▸ Text section
* START *

Hensman

Case

[2015] NZHC 1004

11 May 2015

No judgment structure available for this case.

IN THE HIGH COURT OF NEW ZEALAND CHRISTCHURCH REGISTRY

CIV-2014-425-000094 [2015] NZHC 1004

UNDER  the Trustee Act 1956

IN THE MATTER             of an application under section 64A to vary a Trust Deed

Grant Hylton HENSMAN

Sharyn Kathleen HENSMAN and Bruce Herbert ROBERTSON, as the trustees of the Santa Fe Trust Applicants

Hearing: 11 May 2015

Appearances:

J S Fairclough for Applicants

Judgment:

11 May 2015

ORAL JUDGMENT OF DUNNINGHAM J

[1]      This is an application under s 64A of the Trustee Act 1956 to remedy defects in   the   Trust   known   as   the   Sante   Fe   Trust.      The   trust   was   settled   on

13 December 2000   and   the   application   is   brought   by   the   three   trustees; Grant Hylton Hensman, Sharyn Kathleen Hensman and Bruce Herbert Robertson.

[2]      The  trust  deed  provides  for  two  classes  of  beneficiaries, the  first  being income beneficiaries and the second class being capital beneficiaries.   The beneficiaries are common to both classes and all beneficial interests are at the discretion of the trustees.

The   beneficiaries   in   respect   of   each   class   are   Grant   Hylton   Hensman, Sharyn Kathleen Hensman, Rebekah Meddy Hensman, Kathleen Olivia Hensman,

HENSMAN [2015] NZHC 1004 [11 May 2015]

Sarah Joy Hensman (now known as Sarah Joy Lawrence) and the children and grandchildren of any of the named beneficiaries.  Rebekah and Kathleen are the children of Grant and Sharyn Hensman and Sarah is the child of Grant Hensman from a previous marriage.   The trust deed provides a final distribution date of

31 March 2016, but the trust can be vested earlier at the discretion of the trustees. Grant and Sharyn Hensman hold power of appointment.  The trust was settled by Grant and Sharyn’s then solicitor, Eric John Thomson, although in effect he was only a nominal settlor.

* END *

▸ Data shown
* START *

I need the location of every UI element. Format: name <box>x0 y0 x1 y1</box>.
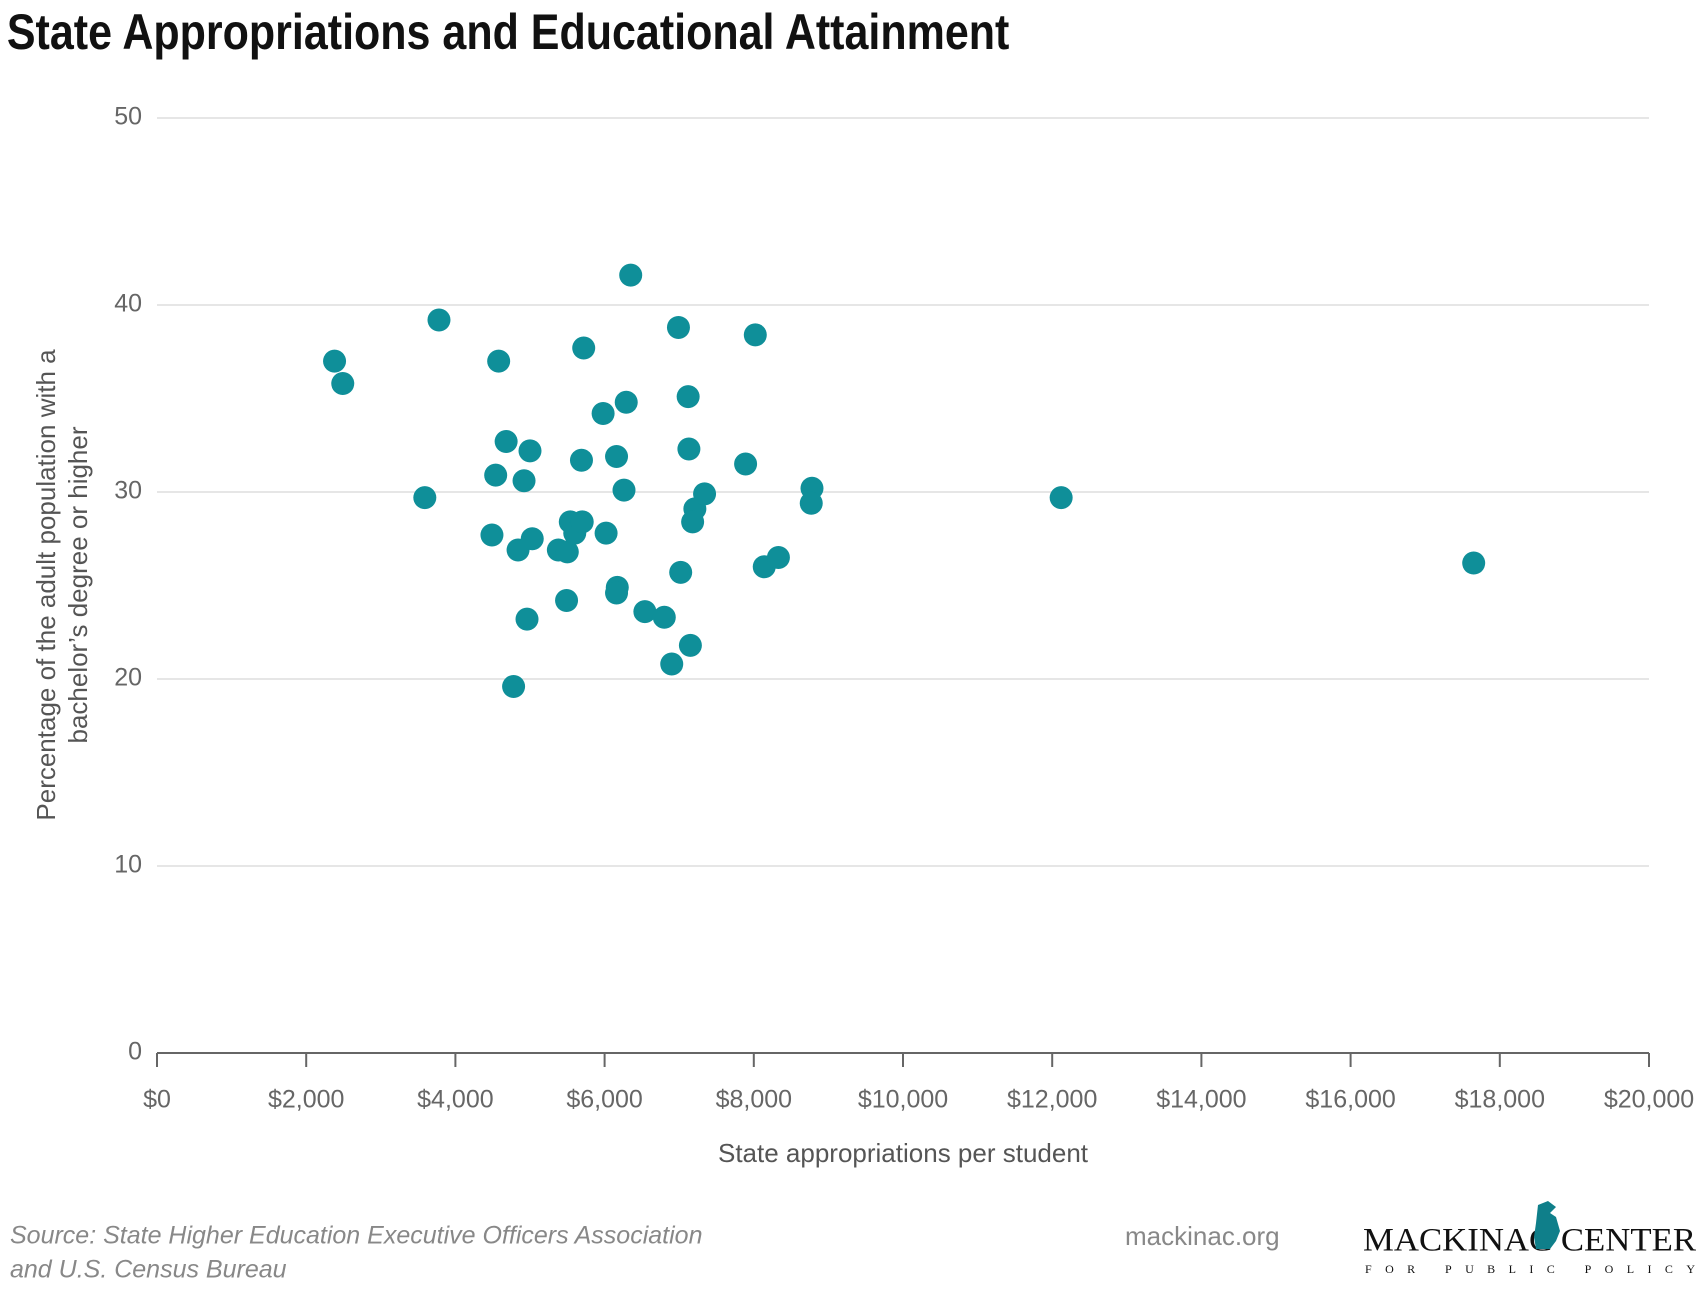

* END *

▸ Job 1
Answer these questions from the Hensman trust judgment:
(a) On what date was the trust settled?
(b) What final distribution date does the trust deed set?
(c) Who holds power of appointment?
▸ Job 2
Rewrite the paragraph of the Hensman trust judgment that begins "The trust deed provides for two classes of beneficiaries" as a list of its main facts.
▸ Job 3
Carry the Hensman trust judgment forward from the point where it stops.
The data is not needed for any of this.

▸ Expected output 1
(a) 13 December 2000.
(b) 31 March 2016.
(c) Grant and Sharyn Hensman.

▸ Expected output 2
- The deed has two classes of beneficiaries: income beneficiaries and capital beneficiaries.
- The same beneficiaries belong to both classes, and all beneficial interests are at the trustees' discretion.
- The beneficiaries are Grant Hylton Hensman, Sharyn Kathleen Hensman, Rebekah Meddy Hensman, Kathleen Olivia Hensman, Sarah Joy Hensman (now Sarah Joy Lawrence), and the children and grandchildren of any named beneficiary.
- Rebekah and Kathleen are the children of Grant and Sharyn Hensman. Sarah is Grant Hensman's child from a previous marriage.
- The final distribution date is 31 March 2016, but the trustees may vest the trust earlier.
- Grant and Sharyn Hensman hold power of appointment.
- The trust was settled by their then solicitor, Eric John Thomson, who was in effect only a nominal settlor.

▸ Expected output 3
[3]      There are two issues with the trust deed.  The first issue is that the latest date at which the trust vests and distribution must take place is 31 March 2016 and the trust deed does not include a defined perpetuity period.

[4]      The second issue concerns the power of appointment.  The trust deed does not specify whether the appointors, Grant and Sharyn Hensman, must exercise their power of appointment jointly or severally, and in addition there is no reference as to what is to occur with regard to the exercise of those powers if either, or both, of the appointors die, or become incapable of exercising that power.

[5]      The variations sought are to overcome these difficulties which arose through either oversight or omission.

The proposed variations to the Trust

[6]      The applicant trustees seek to amend the definition of the date of distribution in the third schedule to the trust deed by deleting the words:

The 31st March 2016 or such earlier date as the Trustees by Deed determine

and replacing it with:

the   day   upon   which   the   period   of   80   years   from   the   date   of

13 December 2000 expires; or

Such other day as the Trustees may by Deed appoint provided that the trust period does not breach the Perpetuity Period as it is defined in this Deed.

[7]      They then seek to insert a definition of the perpetuity period into the third schedule of the trust deed after the definition of the date of distribution.  That definition is to read:

Perpetuity period:  The day upon which the period of 80 years from the date of 13 December 2000 expires, or such other period as the trustees may by Deed appoint if they consider it necessary or desirable for the purpose of avoiding any breach of the rule against perpetuities as it may apply from time to time in New Zealand.

[8]      They also seek to renumber the current clause 8 of the trust deed as clause 8.1 and amend the first line of clause 8.1 by deleting the words:

The Appointer shall be that person referred to in the schedule and shall have the following powers:

and replacing them with:

The Appointers, acting jointly during their lifetimes, shall be that person referred to in the schedule and shall have the following powers.

[9]      They seek to add a new clause 8.2 which reads:

(a)       Either of the Appointers may by deed or Will and on such terms and conditions  as  the  Appointor  thinks  fit,  transfer  the  Appointor’s powers under clause 8.1 to any other person.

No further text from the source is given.